Provided records »
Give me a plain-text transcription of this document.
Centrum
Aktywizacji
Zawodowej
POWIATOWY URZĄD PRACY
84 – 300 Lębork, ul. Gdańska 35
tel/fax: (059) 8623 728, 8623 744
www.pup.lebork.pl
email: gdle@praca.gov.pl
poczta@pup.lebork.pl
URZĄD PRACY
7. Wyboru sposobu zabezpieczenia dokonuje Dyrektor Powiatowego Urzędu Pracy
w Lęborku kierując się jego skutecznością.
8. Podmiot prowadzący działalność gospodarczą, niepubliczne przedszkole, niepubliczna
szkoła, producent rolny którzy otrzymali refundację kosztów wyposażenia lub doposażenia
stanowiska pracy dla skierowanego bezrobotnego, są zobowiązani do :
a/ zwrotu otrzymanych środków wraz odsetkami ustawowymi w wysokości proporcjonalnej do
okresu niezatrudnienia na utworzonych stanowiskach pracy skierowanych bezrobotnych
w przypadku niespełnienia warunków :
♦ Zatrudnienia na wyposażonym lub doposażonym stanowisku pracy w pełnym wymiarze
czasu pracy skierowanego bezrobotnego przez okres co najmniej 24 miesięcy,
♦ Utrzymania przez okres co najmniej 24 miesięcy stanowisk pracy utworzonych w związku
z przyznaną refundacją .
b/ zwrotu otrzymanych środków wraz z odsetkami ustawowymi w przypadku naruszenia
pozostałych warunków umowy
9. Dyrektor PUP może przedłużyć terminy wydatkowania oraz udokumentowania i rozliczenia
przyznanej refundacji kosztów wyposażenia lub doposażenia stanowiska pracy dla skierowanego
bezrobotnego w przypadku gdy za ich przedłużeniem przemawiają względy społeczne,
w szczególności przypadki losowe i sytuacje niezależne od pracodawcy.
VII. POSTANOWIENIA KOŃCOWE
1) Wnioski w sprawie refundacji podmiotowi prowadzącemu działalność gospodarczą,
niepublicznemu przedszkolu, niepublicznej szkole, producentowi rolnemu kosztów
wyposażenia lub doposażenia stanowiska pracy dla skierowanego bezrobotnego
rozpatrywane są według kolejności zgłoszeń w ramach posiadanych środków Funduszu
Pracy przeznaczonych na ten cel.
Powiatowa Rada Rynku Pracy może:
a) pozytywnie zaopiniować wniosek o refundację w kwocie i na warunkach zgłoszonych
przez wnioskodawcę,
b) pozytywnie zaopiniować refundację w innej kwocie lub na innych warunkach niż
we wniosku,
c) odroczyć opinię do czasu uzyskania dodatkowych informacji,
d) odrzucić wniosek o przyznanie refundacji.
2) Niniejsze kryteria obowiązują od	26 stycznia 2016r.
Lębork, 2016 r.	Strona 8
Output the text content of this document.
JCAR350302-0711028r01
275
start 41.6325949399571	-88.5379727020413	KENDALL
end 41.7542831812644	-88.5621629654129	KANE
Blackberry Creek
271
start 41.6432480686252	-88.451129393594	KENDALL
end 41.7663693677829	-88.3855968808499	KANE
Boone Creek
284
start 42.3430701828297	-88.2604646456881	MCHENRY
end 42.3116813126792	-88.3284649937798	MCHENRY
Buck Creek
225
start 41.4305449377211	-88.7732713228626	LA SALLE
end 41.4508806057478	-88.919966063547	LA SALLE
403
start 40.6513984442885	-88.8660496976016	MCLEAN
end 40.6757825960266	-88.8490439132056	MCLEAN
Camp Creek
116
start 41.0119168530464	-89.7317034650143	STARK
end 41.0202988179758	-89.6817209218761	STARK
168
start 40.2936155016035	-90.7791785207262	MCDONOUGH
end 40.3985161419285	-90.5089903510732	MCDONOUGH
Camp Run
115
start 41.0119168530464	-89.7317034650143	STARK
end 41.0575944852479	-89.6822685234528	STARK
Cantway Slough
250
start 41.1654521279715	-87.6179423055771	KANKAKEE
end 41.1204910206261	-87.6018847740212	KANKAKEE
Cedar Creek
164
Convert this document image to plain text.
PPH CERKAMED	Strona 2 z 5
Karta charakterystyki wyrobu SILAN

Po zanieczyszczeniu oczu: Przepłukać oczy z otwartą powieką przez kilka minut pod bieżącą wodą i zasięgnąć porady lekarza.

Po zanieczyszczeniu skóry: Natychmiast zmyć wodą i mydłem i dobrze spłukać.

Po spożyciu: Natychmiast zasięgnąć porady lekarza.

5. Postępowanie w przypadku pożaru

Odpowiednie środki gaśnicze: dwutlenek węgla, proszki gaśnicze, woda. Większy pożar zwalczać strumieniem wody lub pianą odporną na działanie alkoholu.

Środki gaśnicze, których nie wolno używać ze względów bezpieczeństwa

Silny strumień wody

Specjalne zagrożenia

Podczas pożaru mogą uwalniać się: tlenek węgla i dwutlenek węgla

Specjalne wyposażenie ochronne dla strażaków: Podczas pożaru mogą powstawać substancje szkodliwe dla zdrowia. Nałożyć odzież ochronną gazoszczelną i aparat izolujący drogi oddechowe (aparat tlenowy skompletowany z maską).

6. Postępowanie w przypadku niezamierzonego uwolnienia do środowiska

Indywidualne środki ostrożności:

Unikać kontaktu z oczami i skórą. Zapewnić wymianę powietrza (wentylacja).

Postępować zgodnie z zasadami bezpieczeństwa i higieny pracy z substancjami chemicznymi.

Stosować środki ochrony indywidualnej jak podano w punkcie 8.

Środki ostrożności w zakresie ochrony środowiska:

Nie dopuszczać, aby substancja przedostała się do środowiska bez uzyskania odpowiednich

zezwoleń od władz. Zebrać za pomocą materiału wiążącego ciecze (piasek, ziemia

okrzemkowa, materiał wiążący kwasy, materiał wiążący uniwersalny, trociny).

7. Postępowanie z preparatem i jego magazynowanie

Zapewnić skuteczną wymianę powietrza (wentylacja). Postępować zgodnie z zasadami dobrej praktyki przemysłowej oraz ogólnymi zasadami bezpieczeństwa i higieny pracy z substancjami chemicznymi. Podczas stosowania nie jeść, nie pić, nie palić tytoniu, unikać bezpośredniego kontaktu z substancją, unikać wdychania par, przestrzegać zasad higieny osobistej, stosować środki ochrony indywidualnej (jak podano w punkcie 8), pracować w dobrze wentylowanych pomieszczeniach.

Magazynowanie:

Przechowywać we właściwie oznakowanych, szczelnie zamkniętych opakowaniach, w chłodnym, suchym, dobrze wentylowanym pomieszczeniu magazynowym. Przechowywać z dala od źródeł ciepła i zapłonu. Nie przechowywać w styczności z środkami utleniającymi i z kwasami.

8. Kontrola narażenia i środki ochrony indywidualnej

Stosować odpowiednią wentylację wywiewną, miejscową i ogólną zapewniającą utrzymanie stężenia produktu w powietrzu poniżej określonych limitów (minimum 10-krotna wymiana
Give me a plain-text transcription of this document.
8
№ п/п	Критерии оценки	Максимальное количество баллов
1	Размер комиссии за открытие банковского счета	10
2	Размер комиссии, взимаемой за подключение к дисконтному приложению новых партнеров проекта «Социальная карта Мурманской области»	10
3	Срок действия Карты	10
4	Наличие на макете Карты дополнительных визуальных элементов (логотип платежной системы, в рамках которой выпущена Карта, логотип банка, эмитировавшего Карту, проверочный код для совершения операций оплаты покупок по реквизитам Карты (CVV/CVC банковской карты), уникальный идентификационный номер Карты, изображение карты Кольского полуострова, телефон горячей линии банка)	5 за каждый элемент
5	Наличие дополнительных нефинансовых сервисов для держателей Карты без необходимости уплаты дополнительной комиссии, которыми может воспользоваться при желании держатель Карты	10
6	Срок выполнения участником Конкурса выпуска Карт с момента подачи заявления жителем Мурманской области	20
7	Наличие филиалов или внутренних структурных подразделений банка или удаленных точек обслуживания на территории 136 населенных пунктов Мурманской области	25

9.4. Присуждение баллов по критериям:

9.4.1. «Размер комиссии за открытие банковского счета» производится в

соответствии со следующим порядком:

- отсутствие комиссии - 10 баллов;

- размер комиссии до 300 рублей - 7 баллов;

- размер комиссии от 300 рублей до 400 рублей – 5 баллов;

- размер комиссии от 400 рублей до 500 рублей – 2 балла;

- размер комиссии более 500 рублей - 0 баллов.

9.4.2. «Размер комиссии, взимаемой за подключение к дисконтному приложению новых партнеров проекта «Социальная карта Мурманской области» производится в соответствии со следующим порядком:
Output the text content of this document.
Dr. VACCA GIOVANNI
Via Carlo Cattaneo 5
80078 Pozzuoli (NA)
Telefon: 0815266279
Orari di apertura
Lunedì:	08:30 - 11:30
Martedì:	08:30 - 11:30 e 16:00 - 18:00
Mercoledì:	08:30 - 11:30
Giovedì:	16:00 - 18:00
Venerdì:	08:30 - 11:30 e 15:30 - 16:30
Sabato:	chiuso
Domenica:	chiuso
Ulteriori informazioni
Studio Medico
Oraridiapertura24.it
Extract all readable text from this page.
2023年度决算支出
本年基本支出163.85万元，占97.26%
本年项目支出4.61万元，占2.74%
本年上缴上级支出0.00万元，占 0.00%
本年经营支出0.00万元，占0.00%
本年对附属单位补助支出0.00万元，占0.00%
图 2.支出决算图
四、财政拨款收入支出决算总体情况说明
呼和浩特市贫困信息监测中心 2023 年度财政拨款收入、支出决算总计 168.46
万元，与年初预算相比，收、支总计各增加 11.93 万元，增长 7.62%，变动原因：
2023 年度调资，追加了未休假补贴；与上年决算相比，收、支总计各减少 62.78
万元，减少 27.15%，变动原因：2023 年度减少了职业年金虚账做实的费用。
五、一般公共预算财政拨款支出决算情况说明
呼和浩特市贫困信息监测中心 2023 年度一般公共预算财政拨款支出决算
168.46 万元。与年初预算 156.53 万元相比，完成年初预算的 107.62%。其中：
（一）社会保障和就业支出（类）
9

Directive »
Scan the listing above and identify each line holding the string "doposażenia"; copy every such line.

Finished answer »
szkoła, producent rolny którzy otrzymali refundację kosztów wyposażenia lub doposażenia
przyznanej refundacji kosztów wyposażenia lub doposażenia stanowiska pracy dla skierowanego
wyposażenia lub doposażenia stanowiska pracy dla skierowanego bezrobotnego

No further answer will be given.